--- Do this ---
All of the data should be repeated exactly; pictures are not part of the copy.

--- Extracted data entries ---
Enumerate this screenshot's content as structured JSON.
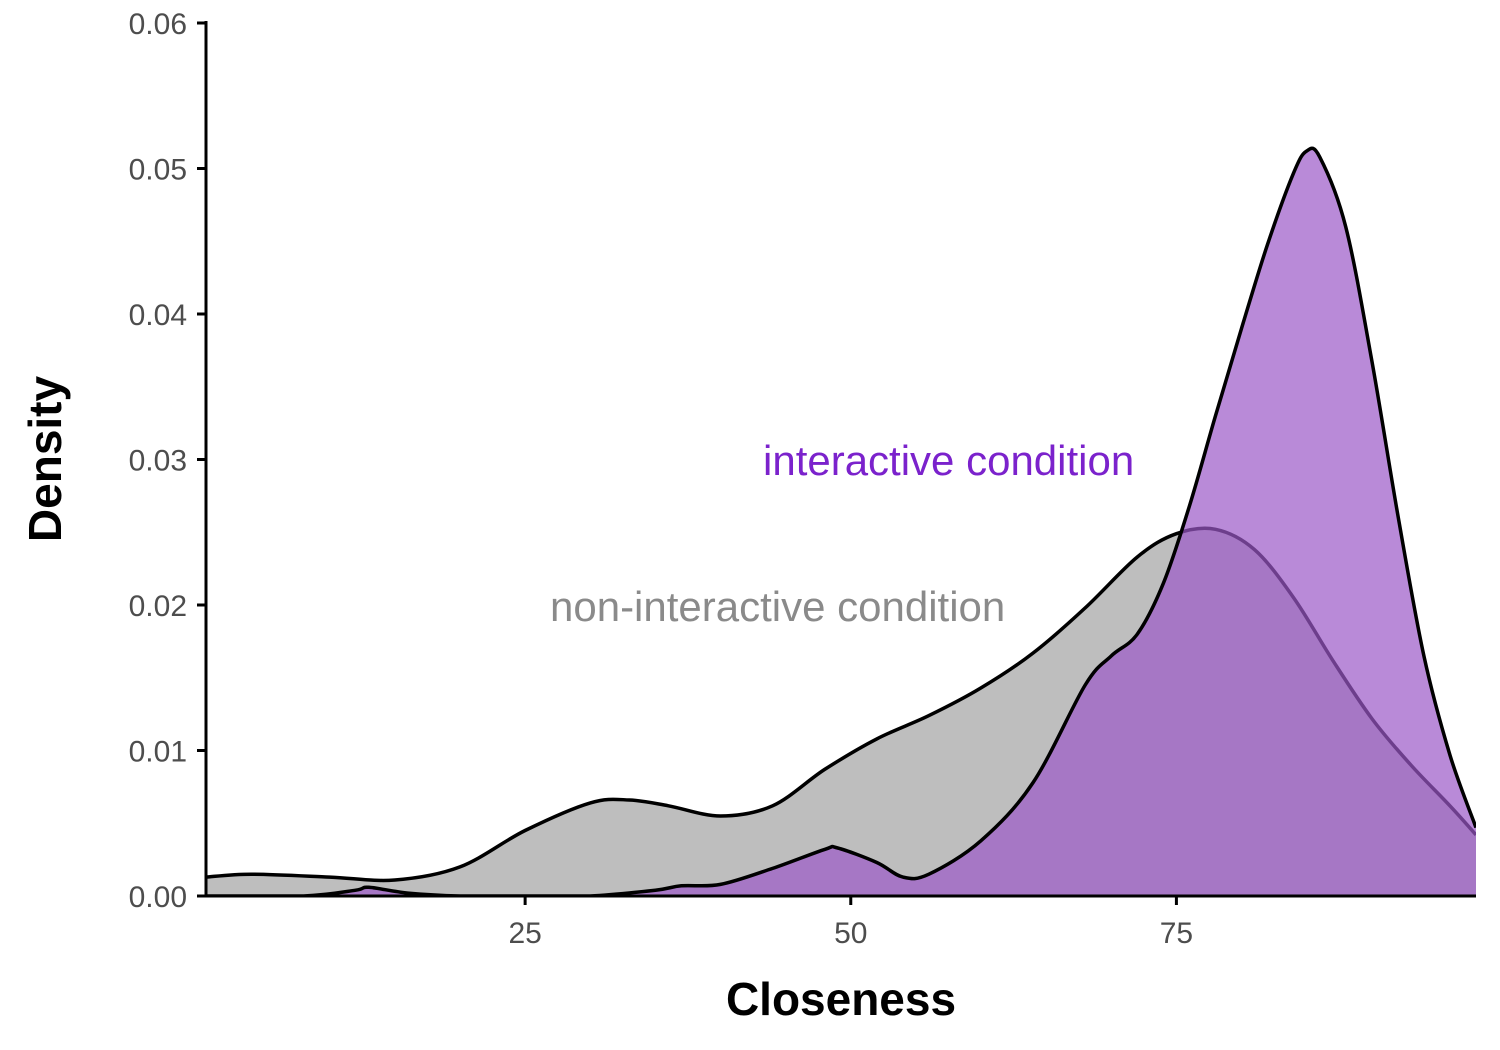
{
  "chart_data": {
    "type": "area",
    "xlabel": "Closeness",
    "ylabel": "Density",
    "xlim": [
      0.5,
      98
    ],
    "ylim": [
      0,
      0.06
    ],
    "x_ticks": [
      25,
      50,
      75
    ],
    "x_tick_labels": [
      "25",
      "50",
      "75"
    ],
    "y_ticks": [
      0,
      0.01,
      0.02,
      0.03,
      0.04,
      0.05,
      0.06
    ],
    "y_tick_labels": [
      "0.00",
      "0.01",
      "0.02",
      "0.03",
      "0.04",
      "0.05",
      "0.06"
    ],
    "grid": false,
    "series": [
      {
        "name": "non-interactive condition",
        "fill": "#bebebe",
        "stroke": "#000000",
        "x": [
          0.5,
          4,
          10,
          15,
          20,
          25,
          30,
          33,
          36,
          40,
          44,
          48,
          52,
          56,
          60,
          64,
          68,
          72,
          75,
          78,
          81,
          84,
          87,
          90,
          93,
          96,
          98
        ],
        "y": [
          0.0013,
          0.0015,
          0.0013,
          0.0011,
          0.002,
          0.0045,
          0.0064,
          0.0066,
          0.0062,
          0.0055,
          0.0062,
          0.0087,
          0.0108,
          0.0124,
          0.0143,
          0.0167,
          0.0198,
          0.0233,
          0.0249,
          0.0252,
          0.0238,
          0.0205,
          0.0162,
          0.0122,
          0.009,
          0.0062,
          0.0042
        ]
      },
      {
        "name": "interactive condition",
        "fill": "#9b59c8",
        "fill_opacity": 0.7,
        "stroke": "#000000",
        "x": [
          0.5,
          8,
          12,
          13,
          16,
          20,
          25,
          30,
          35,
          37,
          40,
          44,
          48,
          49,
          52,
          54,
          56,
          60,
          64,
          68,
          70,
          72,
          74,
          76,
          78,
          80,
          82,
          84,
          85,
          86,
          88,
          90,
          92,
          94,
          96,
          98
        ],
        "y": [
          0.0,
          0.0,
          0.0004,
          0.0006,
          0.0002,
          0.0,
          0.0,
          0.0,
          0.0004,
          0.0007,
          0.0008,
          0.0019,
          0.0032,
          0.0033,
          0.0023,
          0.0013,
          0.0015,
          0.0038,
          0.0078,
          0.0145,
          0.0165,
          0.018,
          0.0215,
          0.0268,
          0.033,
          0.039,
          0.0448,
          0.0497,
          0.0512,
          0.0508,
          0.046,
          0.0368,
          0.0262,
          0.0165,
          0.0097,
          0.0047
        ]
      }
    ],
    "annotations": [
      {
        "text": "interactive condition",
        "color": "#7b22cc"
      },
      {
        "text": "non-interactive condition",
        "color": "#8a8a8a"
      }
    ]
  }
}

--- Exercise solution ---
Enumerate this screenshot's content as structured JSON.
{
  "chart_data": {
    "type": "area",
    "xlabel": "Closeness",
    "ylabel": "Density",
    "xlim": [
      0.5,
      98
    ],
    "ylim": [
      0,
      0.06
    ],
    "x_ticks": [
      25,
      50,
      75
    ],
    "x_tick_labels": [
      "25",
      "50",
      "75"
    ],
    "y_ticks": [
      0,
      0.01,
      0.02,
      0.03,
      0.04,
      0.05,
      0.06
    ],
    "y_tick_labels": [
      "0.00",
      "0.01",
      "0.02",
      "0.03",
      "0.04",
      "0.05",
      "0.06"
    ],
    "grid": false,
    "series": [
      {
        "name": "non-interactive condition",
        "fill": "#bebebe",
        "stroke": "#000000",
        "x": [
          0.5,
          4,
          10,
          15,
          20,
          25,
          30,
          33,
          36,
          40,
          44,
          48,
          52,
          56,
          60,
          64,
          68,
          72,
          75,
          78,
          81,
          84,
          87,
          90,
          93,
          96,
          98
        ],
        "y": [
          0.0013,
          0.0015,
          0.0013,
          0.0011,
          0.002,
          0.0045,
          0.0064,
          0.0066,
          0.0062,
          0.0055,
          0.0062,
          0.0087,
          0.0108,
          0.0124,
          0.0143,
          0.0167,
          0.0198,
          0.0233,
          0.0249,
          0.0252,
          0.0238,
          0.0205,
          0.0162,
          0.0122,
          0.009,
          0.0062,
          0.0042
        ]
      },
      {
        "name": "interactive condition",
        "fill": "#9b59c8",
        "fill_opacity": 0.7,
        "stroke": "#000000",
        "x": [
          0.5,
          8,
          12,
          13,
          16,
          20,
          25,
          30,
          35,
          37,
          40,
          44,
          48,
          49,
          52,
          54,
          56,
          60,
          64,
          68,
          70,
          72,
          74,
          76,
          78,
          80,
          82,
          84,
          85,
          86,
          88,
          90,
          92,
          94,
          96,
          98
        ],
        "y": [
          0.0,
          0.0,
          0.0004,
          0.0006,
          0.0002,
          0.0,
          0.0,
          0.0,
          0.0004,
          0.0007,
          0.0008,
          0.0019,
          0.0032,
          0.0033,
          0.0023,
          0.0013,
          0.0015,
          0.0038,
          0.0078,
          0.0145,
          0.0165,
          0.018,
          0.0215,
          0.0268,
          0.033,
          0.039,
          0.0448,
          0.0497,
          0.0512,
          0.0508,
          0.046,
          0.0368,
          0.0262,
          0.0165,
          0.0097,
          0.0047
        ]
      }
    ],
    "annotations": [
      {
        "text": "interactive condition",
        "color": "#7b22cc"
      },
      {
        "text": "non-interactive condition",
        "color": "#8a8a8a"
      }
    ]
  }
}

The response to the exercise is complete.